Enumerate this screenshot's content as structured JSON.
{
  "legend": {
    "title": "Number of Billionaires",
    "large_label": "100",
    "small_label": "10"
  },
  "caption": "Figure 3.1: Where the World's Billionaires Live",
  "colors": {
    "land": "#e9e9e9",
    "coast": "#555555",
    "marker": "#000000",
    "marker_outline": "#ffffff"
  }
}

**Task brief:** From the records above, extract every line exactly as it stands.

**Worked solution:**
Enumerate this screenshot's content as structured JSON.
{
  "legend": {
    "title": "Number of Billionaires",
    "large_label": "100",
    "small_label": "10"
  },
  "caption": "Figure 3.1: Where the World's Billionaires Live",
  "colors": {
    "land": "#e9e9e9",
    "coast": "#555555",
    "marker": "#000000",
    "marker_outline": "#ffffff"
  }
}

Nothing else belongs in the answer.